[TASK DIRECTIONS] Pull out every row below that contains the string "Customer" and copy each one in full. Match case exactly.
[START OF LISTED RECORDS]
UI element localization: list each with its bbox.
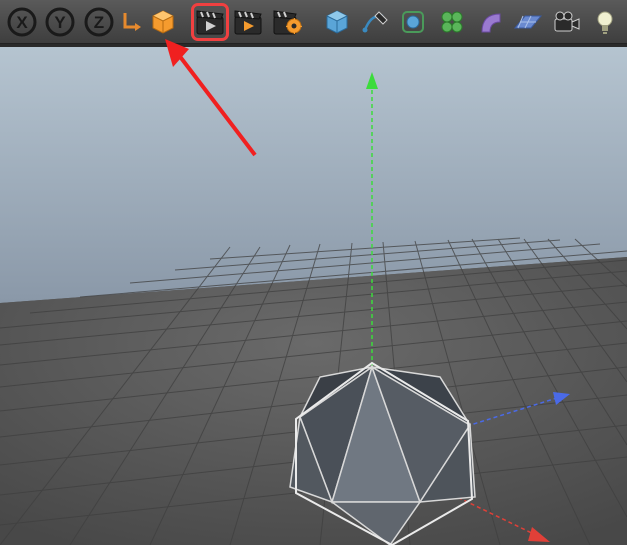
render-settings-button[interactable]	[269, 4, 305, 40]
clapper-play-icon	[195, 8, 225, 36]
camera-button[interactable]	[548, 4, 584, 40]
bend-button[interactable]	[472, 4, 508, 40]
coord-system-button[interactable]	[119, 4, 146, 40]
main-toolbar: X Y Z	[0, 0, 627, 44]
primitive-cube-icon	[323, 8, 351, 36]
make-editable-button[interactable]	[148, 4, 179, 40]
x-axis-icon: X	[6, 6, 38, 38]
x-axis-button[interactable]: X	[4, 4, 40, 40]
z-axis-icon: Z	[83, 6, 115, 38]
bend-icon	[476, 8, 504, 36]
y-axis-icon: Y	[44, 6, 76, 38]
render-view-button[interactable]	[192, 4, 228, 40]
primitive-cube-button[interactable]	[318, 4, 354, 40]
cube-orange-icon	[150, 9, 176, 35]
svg-text:Z: Z	[94, 13, 104, 32]
clapper-gear-icon	[272, 8, 302, 36]
svg-text:Y: Y	[55, 13, 67, 32]
spline-pen-button[interactable]	[357, 4, 393, 40]
camera-icon	[552, 9, 582, 35]
svg-text:X: X	[16, 13, 28, 32]
floor-icon	[513, 8, 543, 36]
subdivision-button[interactable]	[395, 4, 431, 40]
viewport-scene	[0, 47, 627, 545]
clapper-play-orange-icon	[233, 8, 263, 36]
array-button[interactable]	[433, 4, 469, 40]
spline-pen-icon	[361, 8, 389, 36]
floor-button[interactable]	[510, 4, 546, 40]
coord-system-icon	[121, 9, 143, 35]
subdivision-icon	[399, 8, 427, 36]
3d-viewport[interactable]	[0, 44, 627, 542]
z-axis-button[interactable]: Z	[81, 4, 117, 40]
light-button[interactable]	[587, 4, 623, 40]
render-region-button[interactable]	[230, 4, 266, 40]
y-axis-button[interactable]: Y	[42, 4, 78, 40]
light-icon	[592, 8, 618, 36]
array-icon	[438, 8, 466, 36]
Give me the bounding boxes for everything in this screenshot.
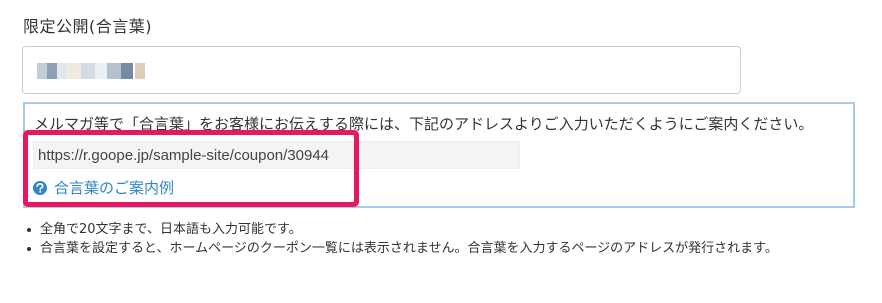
blur-block (67, 63, 81, 79)
obscured-passphrase-value (37, 63, 147, 79)
note-item: 全角で20文字まで、日本語も入力可能です。 (24, 220, 864, 239)
section-label: 限定公開(合言葉) (23, 17, 152, 36)
blur-block (47, 63, 57, 79)
blur-block (95, 63, 107, 79)
coupon-url-field[interactable]: https://r.goope.jp/sample-site/coupon/30… (33, 141, 520, 169)
note-item: 合言葉を設定すると、ホームページのクーポン一覧には表示されません。合言葉を入力す… (24, 239, 864, 258)
info-text: メルマガ等で「合言葉」をお客様にお伝えする際には、下記のアドレスよりご入力いただ… (34, 115, 814, 133)
example-link-label: 合言葉のご案内例 (54, 179, 175, 197)
blur-block (81, 63, 95, 79)
blur-block (37, 63, 47, 79)
coupon-url-info-box: メルマガ等で「合言葉」をお客様にお伝えする際には、下記のアドレスよりご入力いただ… (23, 102, 855, 208)
coupon-url-text: https://r.goope.jp/sample-site/coupon/30… (38, 147, 330, 164)
question-circle-icon (33, 180, 47, 195)
passphrase-example-link[interactable]: 合言葉のご案内例 (33, 177, 174, 198)
notes-list: 全角で20文字まで、日本語も入力可能です。 合言葉を設定すると、ホームページのク… (24, 220, 864, 258)
blur-block (135, 63, 145, 79)
passphrase-input[interactable] (22, 46, 741, 94)
blur-block (107, 63, 121, 79)
blur-block (121, 63, 133, 79)
blur-block (57, 63, 67, 79)
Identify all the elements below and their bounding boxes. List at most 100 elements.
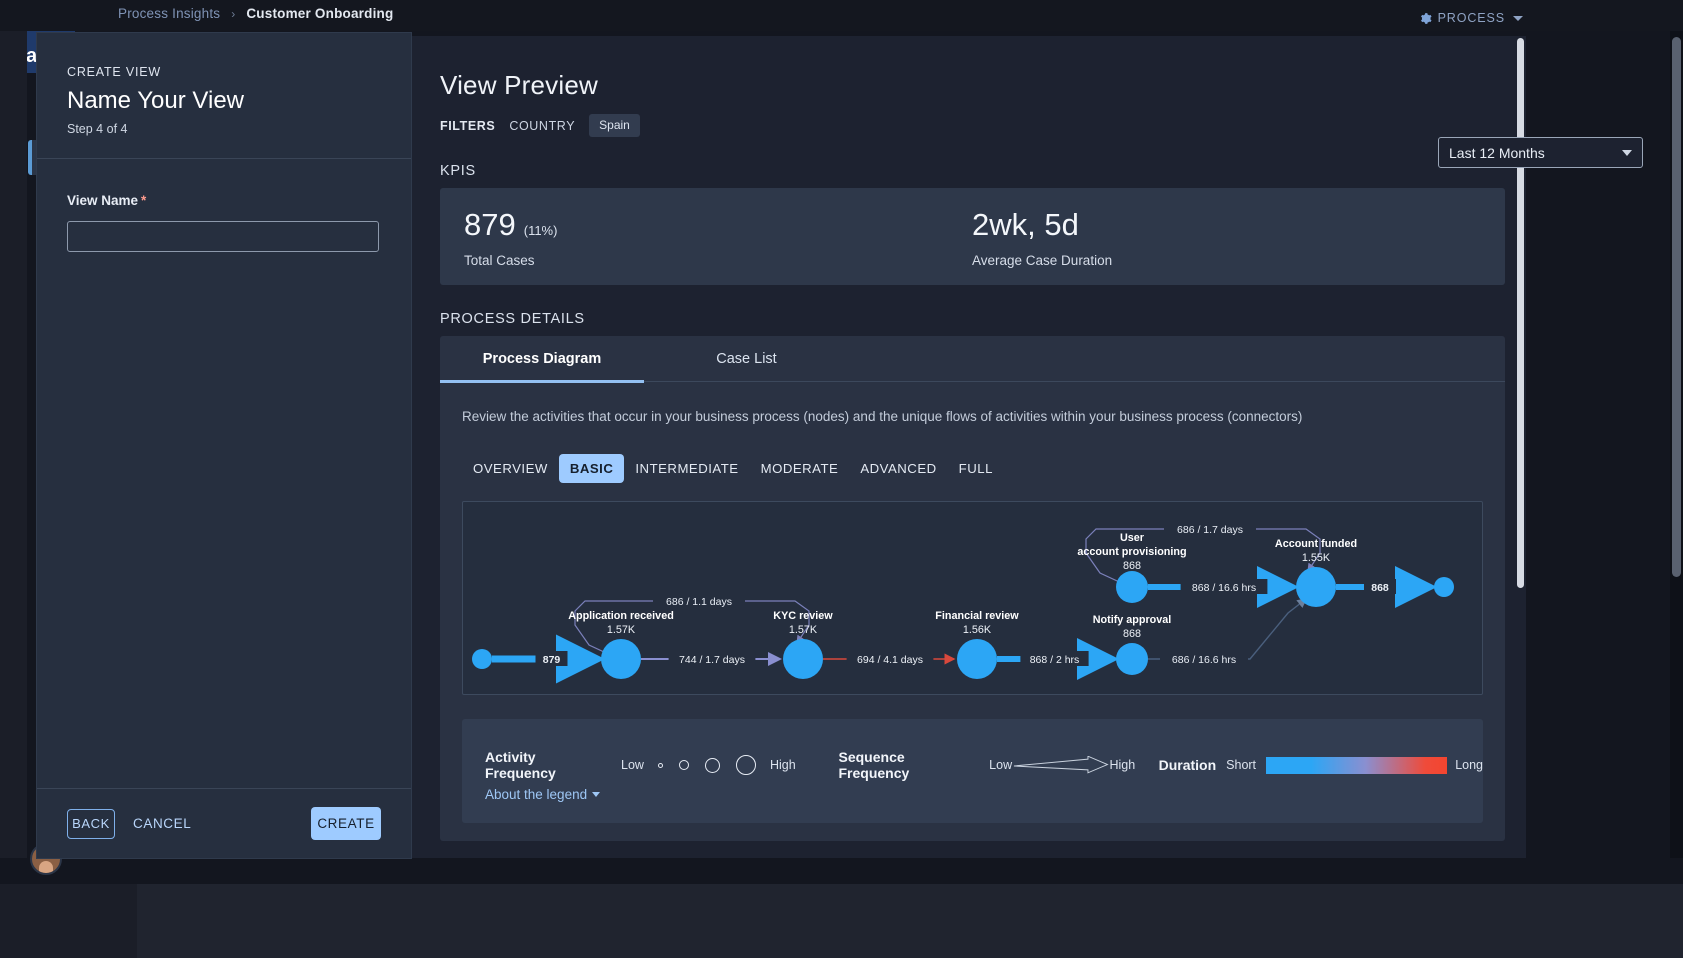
svg-text:account provisioning: account provisioning bbox=[1077, 546, 1186, 558]
svg-text:868 / 2 hrs: 868 / 2 hrs bbox=[1030, 654, 1080, 666]
modal-header: CREATE VIEW Name Your View Step 4 of 4 bbox=[37, 33, 411, 159]
detail-level-basic[interactable]: BASIC bbox=[558, 454, 625, 483]
view-preview-panel: View Preview FILTERS COUNTRY Spain KPIS … bbox=[411, 36, 1526, 858]
legend-duration-title: Duration bbox=[1158, 757, 1217, 774]
svg-text:KYC review: KYC review bbox=[773, 610, 833, 622]
legend-sequence-high: High bbox=[1109, 758, 1136, 773]
svg-text:868 / 16.6 hrs: 868 / 16.6 hrs bbox=[1192, 582, 1256, 594]
detail-level-full[interactable]: FULL bbox=[948, 454, 1004, 483]
tab-process-diagram[interactable]: Process Diagram bbox=[440, 336, 644, 383]
create-button[interactable]: CREATE bbox=[311, 807, 381, 840]
svg-text:1.56K: 1.56K bbox=[963, 624, 992, 636]
svg-text:744 / 1.7 days: 744 / 1.7 days bbox=[679, 654, 745, 666]
svg-text:694 / 4.1 days: 694 / 4.1 days bbox=[857, 654, 923, 666]
svg-text:868: 868 bbox=[1371, 582, 1389, 594]
svg-text:Notify approval: Notify approval bbox=[1093, 614, 1172, 626]
diagram-description: Review the activities that occur in your… bbox=[462, 409, 1303, 424]
legend-sequence-low: Low bbox=[989, 758, 1013, 773]
back-button[interactable]: BACK bbox=[67, 808, 115, 839]
filter-key-country: COUNTRY bbox=[509, 118, 576, 133]
app-side-rail bbox=[0, 31, 27, 858]
process-details-card: Process Diagram Case List Review the act… bbox=[440, 336, 1505, 841]
about-the-legend-toggle[interactable]: About the legend bbox=[485, 787, 601, 802]
svg-text:868: 868 bbox=[1123, 628, 1141, 640]
legend-activity-size-3 bbox=[704, 757, 720, 773]
process-details-heading: PROCESS DETAILS bbox=[440, 311, 585, 327]
page-title: View Preview bbox=[440, 70, 598, 100]
process-menu[interactable]: PROCESS bbox=[1419, 11, 1523, 25]
chevron-down-icon bbox=[592, 792, 601, 797]
create-view-modal: CREATE VIEW Name Your View Step 4 of 4 V… bbox=[37, 33, 411, 858]
window-scrollbar-thumb[interactable] bbox=[1672, 37, 1681, 577]
filters-row: FILTERS COUNTRY Spain bbox=[440, 114, 1505, 137]
breadcrumb: Process Insights › Customer Onboarding bbox=[118, 6, 393, 21]
tablist: Process Diagram Case List bbox=[440, 336, 1505, 383]
process-diagram-canvas[interactable]: 879 744 / 1.7 days 694 / 4.1 days 868 / 2 h… bbox=[462, 501, 1483, 695]
legend-activity-size-1 bbox=[657, 762, 663, 768]
kpi-total-cases-label: Total Cases bbox=[464, 253, 535, 268]
svg-text:686 / 1.1 days: 686 / 1.1 days bbox=[666, 596, 732, 608]
preview-scrollbar-thumb[interactable] bbox=[1517, 38, 1524, 588]
breadcrumb-root[interactable]: Process Insights bbox=[118, 6, 220, 21]
svg-text:Financial review: Financial review bbox=[935, 610, 1019, 622]
view-name-label: View Name * bbox=[67, 193, 147, 208]
svg-text:User: User bbox=[1120, 532, 1145, 544]
legend-activity-low: Low bbox=[621, 758, 644, 773]
legend-activity-high: High bbox=[769, 758, 796, 773]
kpi-average-duration: 2wk, 5d Average Case Duration bbox=[972, 207, 1112, 268]
kpi-average-duration-label: Average Case Duration bbox=[972, 253, 1113, 268]
required-marker: * bbox=[141, 193, 147, 208]
modal-title: Name Your View bbox=[67, 87, 244, 114]
filters-label: FILTERS bbox=[440, 118, 496, 133]
diagram-legend: Activity Frequency Low High Sequence Fre… bbox=[462, 719, 1483, 823]
app-bottom-bar-inner bbox=[137, 884, 1683, 958]
svg-text:879: 879 bbox=[543, 654, 561, 666]
legend-duration-short: Short bbox=[1226, 758, 1257, 773]
cancel-button[interactable]: CANCEL bbox=[129, 810, 195, 837]
chevron-down-icon bbox=[1513, 15, 1523, 21]
kpi-total-cases: 879 (11%) Total Cases bbox=[464, 207, 557, 268]
breadcrumb-separator-icon: › bbox=[231, 7, 236, 21]
legend-activity-size-4 bbox=[735, 755, 756, 776]
view-name-input[interactable] bbox=[67, 221, 379, 252]
legend-sequence-frequency-title: Sequence Frequency bbox=[838, 749, 910, 782]
svg-text:686 / 1.7 days: 686 / 1.7 days bbox=[1177, 524, 1243, 536]
process-diagram-svg: 879 744 / 1.7 days 694 / 4.1 days 868 / 2 h… bbox=[472, 521, 1454, 684]
modal-footer: BACK CANCEL CREATE bbox=[37, 788, 411, 858]
time-range-value: Last 12 Months bbox=[1449, 144, 1545, 161]
svg-text:1.57K: 1.57K bbox=[607, 624, 636, 636]
modal-step-indicator: Step 4 of 4 bbox=[67, 122, 128, 136]
svg-text:686 / 16.6 hrs: 686 / 16.6 hrs bbox=[1172, 654, 1236, 666]
duration-gradient-bar bbox=[1266, 756, 1448, 774]
gear-icon bbox=[1419, 12, 1432, 25]
tab-case-list[interactable]: Case List bbox=[644, 336, 849, 382]
svg-text:868: 868 bbox=[1123, 560, 1141, 572]
kpis-heading: KPIS bbox=[440, 163, 476, 179]
sequence-frequency-arrow-icon bbox=[1014, 756, 1109, 774]
kpi-total-cases-value: 879 bbox=[464, 207, 516, 242]
svg-text:Application received: Application received bbox=[568, 610, 674, 622]
filter-chip-spain[interactable]: Spain bbox=[589, 114, 640, 137]
chevron-down-icon bbox=[1622, 149, 1632, 156]
legend-activity-size-2 bbox=[678, 760, 689, 771]
detail-level-overview[interactable]: OVERVIEW bbox=[462, 454, 559, 483]
legend-activity-frequency-title: Activity Frequency bbox=[485, 749, 556, 782]
time-range-select[interactable]: Last 12 Months bbox=[1438, 137, 1643, 168]
window-scrollbar[interactable] bbox=[1670, 31, 1683, 858]
svg-text:Account funded: Account funded bbox=[1275, 538, 1357, 550]
detail-level-intermediate[interactable]: INTERMEDIATE bbox=[624, 454, 749, 483]
detail-level-group: OVERVIEW BASIC INTERMEDIATE MODERATE ADV… bbox=[462, 454, 1505, 483]
kpi-total-cases-delta: (11%) bbox=[523, 223, 558, 238]
svg-text:1.57K: 1.57K bbox=[789, 624, 818, 636]
kpi-average-duration-value: 2wk, 5d bbox=[972, 207, 1079, 242]
kpi-card: 879 (11%) Total Cases 2wk, 5d Average Ca… bbox=[440, 188, 1505, 285]
detail-level-advanced[interactable]: ADVANCED bbox=[849, 454, 947, 483]
svg-text:1.55K: 1.55K bbox=[1302, 552, 1331, 564]
top-bar: Process Insights › Customer Onboarding P… bbox=[0, 0, 1683, 31]
modal-body: View Name * bbox=[37, 159, 411, 788]
about-the-legend-label: About the legend bbox=[485, 787, 588, 802]
breadcrumb-current: Customer Onboarding bbox=[246, 6, 394, 21]
modal-eyebrow: CREATE VIEW bbox=[67, 65, 161, 79]
detail-level-moderate[interactable]: MODERATE bbox=[750, 454, 850, 483]
legend-duration-long: Long bbox=[1455, 758, 1483, 773]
[END OF LISTED RECORDS]
[THE OUTPUT]
breadcrumb: Process Insights › Customer Onboarding bbox=[118, 6, 393, 21]
top-bar: Process Insights › Customer Onboarding P… bbox=[0, 0, 1683, 31]
breadcrumb-current: Customer Onboarding bbox=[246, 6, 394, 21]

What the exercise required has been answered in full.